## [Task brief]
Every line that holds the string "everything" is to be identified and copied.

(Items from a dataset)
>> Begin
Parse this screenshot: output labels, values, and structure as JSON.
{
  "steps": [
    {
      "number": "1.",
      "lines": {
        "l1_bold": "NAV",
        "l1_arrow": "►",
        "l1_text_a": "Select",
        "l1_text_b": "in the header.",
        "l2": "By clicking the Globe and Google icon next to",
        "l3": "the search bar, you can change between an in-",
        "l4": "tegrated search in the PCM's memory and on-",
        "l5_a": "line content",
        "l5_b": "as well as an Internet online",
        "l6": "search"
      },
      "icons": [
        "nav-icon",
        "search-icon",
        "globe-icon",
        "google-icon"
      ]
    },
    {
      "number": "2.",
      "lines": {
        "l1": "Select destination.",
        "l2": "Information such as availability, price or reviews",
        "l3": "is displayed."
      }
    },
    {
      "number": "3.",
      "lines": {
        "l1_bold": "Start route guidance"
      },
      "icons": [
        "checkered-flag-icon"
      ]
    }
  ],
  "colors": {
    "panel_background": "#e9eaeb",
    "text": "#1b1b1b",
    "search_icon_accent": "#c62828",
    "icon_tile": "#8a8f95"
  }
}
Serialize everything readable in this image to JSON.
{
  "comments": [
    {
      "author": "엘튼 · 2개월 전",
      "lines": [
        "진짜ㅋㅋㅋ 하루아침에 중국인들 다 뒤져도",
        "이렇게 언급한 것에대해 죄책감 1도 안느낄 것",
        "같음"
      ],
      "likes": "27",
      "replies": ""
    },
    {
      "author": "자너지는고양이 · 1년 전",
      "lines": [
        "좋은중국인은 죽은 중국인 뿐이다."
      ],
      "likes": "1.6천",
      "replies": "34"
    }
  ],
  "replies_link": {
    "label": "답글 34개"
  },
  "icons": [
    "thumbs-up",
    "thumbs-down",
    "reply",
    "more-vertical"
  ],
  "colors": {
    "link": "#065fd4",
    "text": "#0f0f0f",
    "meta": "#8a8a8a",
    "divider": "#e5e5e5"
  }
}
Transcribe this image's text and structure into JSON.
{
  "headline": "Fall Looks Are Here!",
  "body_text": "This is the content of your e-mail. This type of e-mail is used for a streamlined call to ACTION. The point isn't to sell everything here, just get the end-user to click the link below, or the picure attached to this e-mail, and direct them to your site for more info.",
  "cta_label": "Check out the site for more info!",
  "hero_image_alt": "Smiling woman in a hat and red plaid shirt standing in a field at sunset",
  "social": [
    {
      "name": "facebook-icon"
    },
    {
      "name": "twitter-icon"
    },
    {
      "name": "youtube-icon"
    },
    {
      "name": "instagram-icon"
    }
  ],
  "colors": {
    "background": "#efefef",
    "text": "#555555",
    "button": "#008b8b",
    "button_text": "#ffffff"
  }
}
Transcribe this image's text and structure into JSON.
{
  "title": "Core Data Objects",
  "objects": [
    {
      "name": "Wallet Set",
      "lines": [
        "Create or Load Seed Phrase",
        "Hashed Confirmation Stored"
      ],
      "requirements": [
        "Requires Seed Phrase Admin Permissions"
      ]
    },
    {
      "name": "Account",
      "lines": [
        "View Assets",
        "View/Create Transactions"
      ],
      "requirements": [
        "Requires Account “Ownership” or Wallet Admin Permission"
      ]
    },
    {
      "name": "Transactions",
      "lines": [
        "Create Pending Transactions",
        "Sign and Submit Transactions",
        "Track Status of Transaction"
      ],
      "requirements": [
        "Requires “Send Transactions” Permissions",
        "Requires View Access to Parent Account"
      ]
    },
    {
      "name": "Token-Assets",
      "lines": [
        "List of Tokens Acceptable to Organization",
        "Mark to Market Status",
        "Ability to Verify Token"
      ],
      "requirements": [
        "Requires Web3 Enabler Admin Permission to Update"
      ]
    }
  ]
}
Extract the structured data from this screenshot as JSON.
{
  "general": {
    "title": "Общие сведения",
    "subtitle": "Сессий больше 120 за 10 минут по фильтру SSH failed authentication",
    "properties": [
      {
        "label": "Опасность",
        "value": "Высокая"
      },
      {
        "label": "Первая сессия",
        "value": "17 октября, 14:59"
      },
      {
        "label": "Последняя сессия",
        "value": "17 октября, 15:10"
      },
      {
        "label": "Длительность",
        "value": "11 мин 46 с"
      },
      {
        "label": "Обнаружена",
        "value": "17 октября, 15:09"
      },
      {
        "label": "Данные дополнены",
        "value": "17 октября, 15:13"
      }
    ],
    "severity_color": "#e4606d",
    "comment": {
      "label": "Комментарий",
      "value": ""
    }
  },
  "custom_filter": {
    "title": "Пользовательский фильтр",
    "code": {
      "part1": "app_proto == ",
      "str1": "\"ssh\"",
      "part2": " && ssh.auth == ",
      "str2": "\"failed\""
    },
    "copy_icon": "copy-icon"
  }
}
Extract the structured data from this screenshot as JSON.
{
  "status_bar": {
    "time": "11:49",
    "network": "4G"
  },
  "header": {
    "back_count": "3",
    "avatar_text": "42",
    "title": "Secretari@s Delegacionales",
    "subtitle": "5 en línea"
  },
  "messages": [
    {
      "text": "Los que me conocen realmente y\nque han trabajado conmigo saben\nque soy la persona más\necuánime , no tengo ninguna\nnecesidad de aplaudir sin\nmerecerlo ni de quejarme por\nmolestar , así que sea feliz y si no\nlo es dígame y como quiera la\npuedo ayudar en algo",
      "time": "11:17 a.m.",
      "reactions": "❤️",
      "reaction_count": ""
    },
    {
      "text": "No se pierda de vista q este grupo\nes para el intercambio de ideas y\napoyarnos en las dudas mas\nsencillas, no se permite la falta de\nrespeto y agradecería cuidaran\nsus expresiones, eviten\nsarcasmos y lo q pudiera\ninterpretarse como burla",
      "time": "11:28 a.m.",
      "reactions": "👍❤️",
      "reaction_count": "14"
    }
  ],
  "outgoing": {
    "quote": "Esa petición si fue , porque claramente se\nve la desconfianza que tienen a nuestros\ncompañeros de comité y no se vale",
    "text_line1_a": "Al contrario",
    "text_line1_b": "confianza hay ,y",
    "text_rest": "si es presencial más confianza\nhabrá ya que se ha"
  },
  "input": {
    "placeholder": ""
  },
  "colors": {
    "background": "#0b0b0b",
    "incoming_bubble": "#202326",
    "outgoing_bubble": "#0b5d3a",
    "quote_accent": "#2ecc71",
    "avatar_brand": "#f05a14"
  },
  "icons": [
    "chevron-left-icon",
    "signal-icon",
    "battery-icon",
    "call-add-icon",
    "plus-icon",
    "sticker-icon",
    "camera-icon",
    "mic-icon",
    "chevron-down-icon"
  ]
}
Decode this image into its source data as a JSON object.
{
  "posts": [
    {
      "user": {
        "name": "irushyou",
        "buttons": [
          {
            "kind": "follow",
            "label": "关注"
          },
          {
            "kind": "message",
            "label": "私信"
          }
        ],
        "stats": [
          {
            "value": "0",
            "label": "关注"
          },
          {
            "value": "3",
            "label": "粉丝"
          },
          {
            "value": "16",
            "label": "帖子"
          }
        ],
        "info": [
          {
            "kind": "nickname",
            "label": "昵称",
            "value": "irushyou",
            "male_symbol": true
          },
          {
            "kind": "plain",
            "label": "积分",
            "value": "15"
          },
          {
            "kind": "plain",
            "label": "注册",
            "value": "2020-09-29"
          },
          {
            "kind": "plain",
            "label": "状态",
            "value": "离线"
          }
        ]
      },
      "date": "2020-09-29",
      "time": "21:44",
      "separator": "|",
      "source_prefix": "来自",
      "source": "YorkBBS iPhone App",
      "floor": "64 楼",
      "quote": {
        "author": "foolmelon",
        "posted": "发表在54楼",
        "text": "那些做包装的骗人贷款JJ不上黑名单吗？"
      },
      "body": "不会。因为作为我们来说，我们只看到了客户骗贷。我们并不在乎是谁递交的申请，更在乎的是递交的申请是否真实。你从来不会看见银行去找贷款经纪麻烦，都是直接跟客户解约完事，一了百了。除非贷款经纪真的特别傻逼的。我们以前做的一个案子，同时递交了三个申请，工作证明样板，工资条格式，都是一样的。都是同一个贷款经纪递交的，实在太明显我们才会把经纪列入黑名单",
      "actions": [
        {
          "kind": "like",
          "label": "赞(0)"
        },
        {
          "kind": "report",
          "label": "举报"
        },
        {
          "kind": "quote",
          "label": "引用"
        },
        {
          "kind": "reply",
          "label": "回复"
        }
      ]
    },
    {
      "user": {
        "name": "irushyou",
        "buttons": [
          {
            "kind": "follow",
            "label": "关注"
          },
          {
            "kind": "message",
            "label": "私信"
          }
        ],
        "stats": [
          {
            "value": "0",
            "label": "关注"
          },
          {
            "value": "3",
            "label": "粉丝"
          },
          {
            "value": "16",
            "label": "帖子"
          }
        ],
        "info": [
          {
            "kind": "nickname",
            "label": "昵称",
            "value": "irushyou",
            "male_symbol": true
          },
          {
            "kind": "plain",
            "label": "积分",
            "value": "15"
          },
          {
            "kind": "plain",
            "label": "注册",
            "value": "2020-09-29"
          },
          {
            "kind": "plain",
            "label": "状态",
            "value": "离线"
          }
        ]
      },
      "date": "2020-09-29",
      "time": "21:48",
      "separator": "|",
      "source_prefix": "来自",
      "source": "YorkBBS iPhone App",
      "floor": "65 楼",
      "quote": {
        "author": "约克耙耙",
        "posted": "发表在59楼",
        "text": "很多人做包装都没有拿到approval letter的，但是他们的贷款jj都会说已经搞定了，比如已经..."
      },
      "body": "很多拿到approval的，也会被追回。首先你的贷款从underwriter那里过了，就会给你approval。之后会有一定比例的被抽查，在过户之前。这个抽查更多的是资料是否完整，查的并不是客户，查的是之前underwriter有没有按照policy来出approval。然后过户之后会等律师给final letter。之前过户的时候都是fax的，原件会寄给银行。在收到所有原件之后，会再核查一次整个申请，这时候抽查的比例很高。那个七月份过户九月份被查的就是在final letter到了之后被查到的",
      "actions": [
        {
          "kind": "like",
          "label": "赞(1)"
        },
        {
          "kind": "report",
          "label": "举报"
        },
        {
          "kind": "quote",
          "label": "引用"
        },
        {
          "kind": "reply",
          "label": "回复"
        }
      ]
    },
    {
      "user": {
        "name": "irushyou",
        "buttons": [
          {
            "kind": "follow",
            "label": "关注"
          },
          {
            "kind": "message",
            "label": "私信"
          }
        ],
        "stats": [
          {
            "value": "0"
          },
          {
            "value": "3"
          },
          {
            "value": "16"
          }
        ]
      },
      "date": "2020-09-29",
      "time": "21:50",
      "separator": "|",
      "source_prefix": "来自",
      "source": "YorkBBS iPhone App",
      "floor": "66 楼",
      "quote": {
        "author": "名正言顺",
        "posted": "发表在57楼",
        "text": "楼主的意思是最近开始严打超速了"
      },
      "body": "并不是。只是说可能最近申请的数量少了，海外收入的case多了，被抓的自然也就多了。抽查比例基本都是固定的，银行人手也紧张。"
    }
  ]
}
>> End
## [Full answer]
Serialize everything readable in this image to JSON.
  "body_text": "This is the content of your e-mail. This type of e-mail is used for a streamlined call to ACTION. The point isn't to sell everything here, just get the end-user to click the link below, or the picure attached to this e-mail, and direct them to your site for more info.",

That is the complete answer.